++++ DATA RECORDS
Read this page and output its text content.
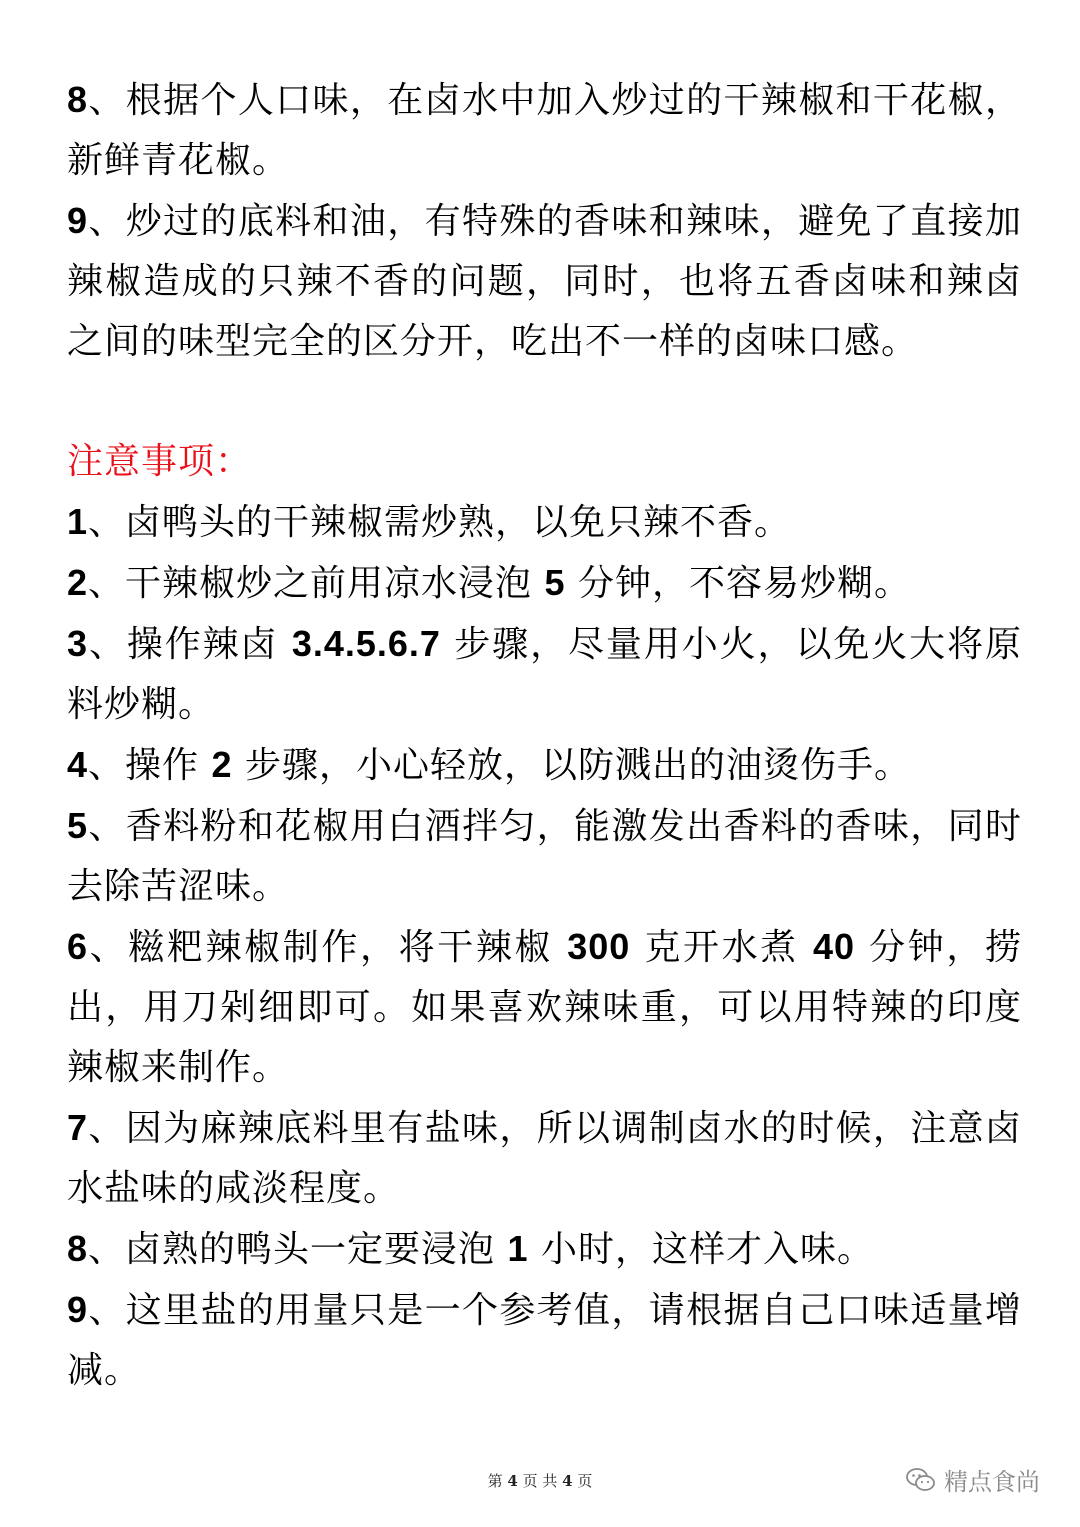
8、根据个人口味，在卤水中加入炒过的干辣椒和干花椒，新鲜青花椒。

9、炒过的底料和油，有特殊的香味和辣味，避免了直接加辣椒造成的只辣不香的问题，同时，也将五香卤味和辣卤之间的味型完全的区分开，吃出不一样的卤味口感。

注意事项：

1、卤鸭头的干辣椒需炒熟，以免只辣不香。

2、干辣椒炒之前用凉水浸泡 5 分钟，不容易炒糊。

3、操作辣卤 3.4.5.6.7 步骤，尽量用小火，以免火大将原料炒糊。

4、操作 2 步骤，小心轻放，以防溅出的油烫伤手。

5、香料粉和花椒用白酒拌匀，能激发出香料的香味，同时去除苦涩味。

6、糍粑辣椒制作，将干辣椒 300 克开水煮 40 分钟，捞出，用刀剁细即可。如果喜欢辣味重，可以用特辣的印度辣椒来制作。

7、因为麻辣底料里有盐味，所以调制卤水的时候，注意卤水盐味的咸淡程度。

8、卤熟的鸭头一定要浸泡 1 小时，这样才入味。

9、这里盐的用量只是一个参考值，请根据自己口味适量增减。

第 4 页 共 4 页	精点食尚
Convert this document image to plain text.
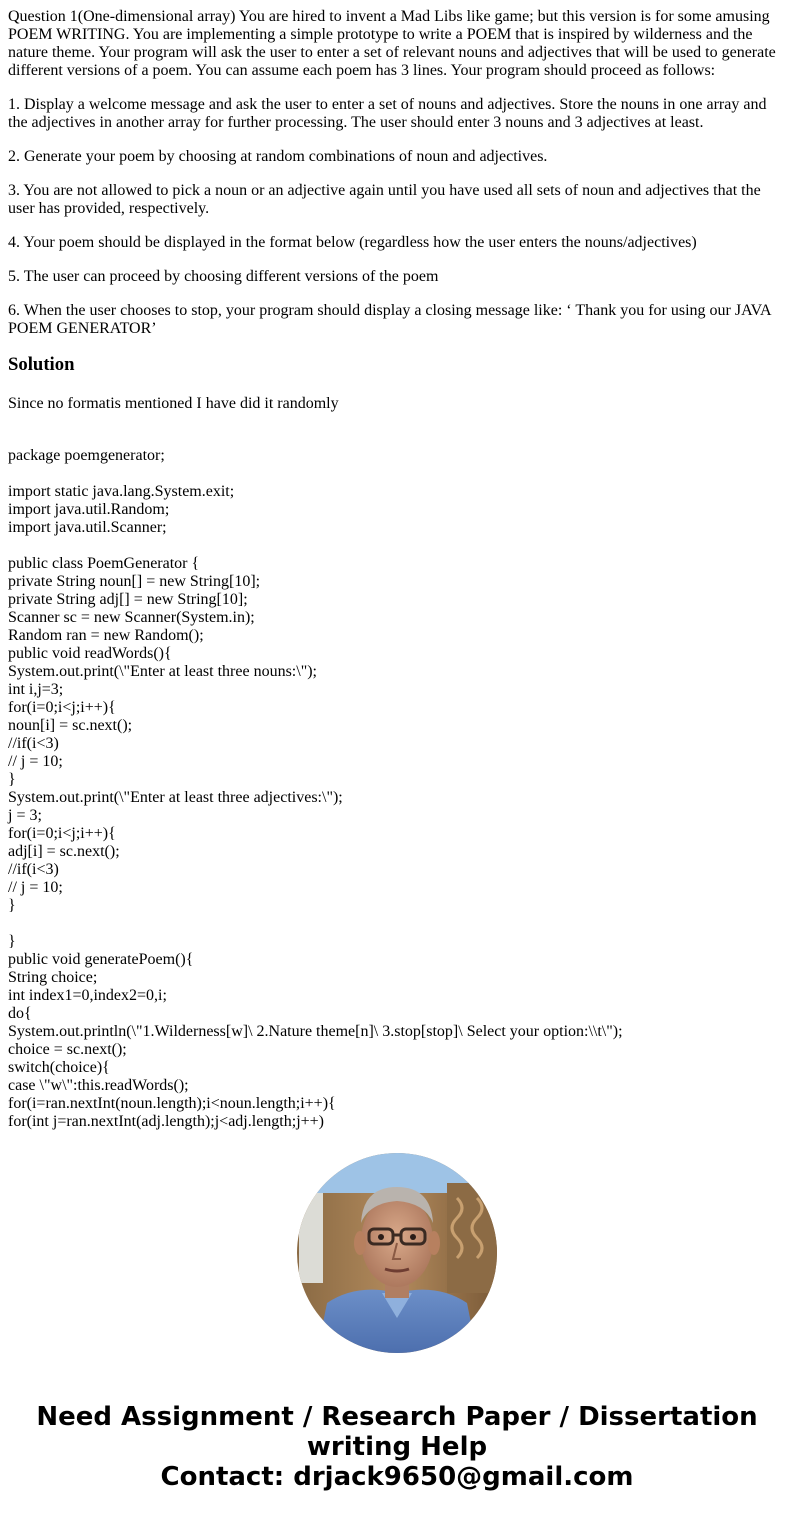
Question 1(One-dimensional array) You are hired to invent a Mad Libs like game; but this version is for some amusing POEM WRITING. You are implementing a simple prototype to write a POEM that is inspired by wilderness and the nature theme. Your program will ask the user to enter a set of relevant nouns and adjectives that will be used to generate different versions of a poem. You can assume each poem has 3 lines. Your program should proceed as follows:

1. Display a welcome message and ask the user to enter a set of nouns and adjectives. Store the nouns in one array and the adjectives in another array for further processing. The user should enter 3 nouns and 3 adjectives at least.

2. Generate your poem by choosing at random combinations of noun and adjectives.

3. You are not allowed to pick a noun or an adjective again until you have used all sets of noun and adjectives that the user has provided, respectively.

4. Your poem should be displayed in the format below (regardless how the user enters the nouns/adjectives)

5. The user can proceed by choosing different versions of the poem

6. When the user chooses to stop, your program should display a closing message like: ‘ Thank you for using our JAVA POEM GENERATOR’

Solution

Since no formatis mentioned I have did it randomly

package poemgenerator;
import static java.lang.System.exit;
import java.util.Random;
import java.util.Scanner;
public class PoemGenerator {
private String noun[] = new String[10];
private String adj[] = new String[10];
Scanner sc = new Scanner(System.in);
Random ran = new Random();
public void readWords(){
System.out.print(\"Enter at least three nouns:\");
int i,j=3;
for(i=0;i<j;i++){
noun[i] = sc.next();
//if(i<3)
// j = 10;
}
System.out.print(\"Enter at least three adjectives:\");
j = 3;
for(i=0;i<j;i++){
adj[i] = sc.next();
//if(i<3)
// j = 10;
}
}
public void generatePoem(){
String choice;
int index1=0,index2=0,i;
do{
System.out.println(\"1.Wilderness[w]\ 2.Nature theme[n]\ 3.stop[stop]\ Select your option:\\t\");
choice = sc.next();
switch(choice){
case \"w\":this.readWords();
for(i=ran.nextInt(noun.length);i<noun.length;i++){
for(int j=ran.nextInt(adj.length);j<adj.length;j++)
Need Assignment / Research Paper / Dissertation
writing Help
Contact: drjack9650@gmail.com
++++++++
▶ **YOUR INSTRUCTIONS**: Using the entries above, return each line in which the word "that" occurs.

▶ **PROBLEM SOLUTION**:
Question 1(One-dimensional array) You are hired to invent a Mad Libs like game; but this version is for some amusing POEM WRITING. You are implementing a simple prototype to write a POEM that is inspired by wilderness and the nature theme. Your program will ask the user to enter a set of relevant nouns and adjectives that will be used to generate different versions of a poem. You can assume each poem has 3 lines. Your program should proceed as follows:
3. You are not allowed to pick a noun or an adjective again until you have used all sets of noun and adjectives that the user has provided, respectively.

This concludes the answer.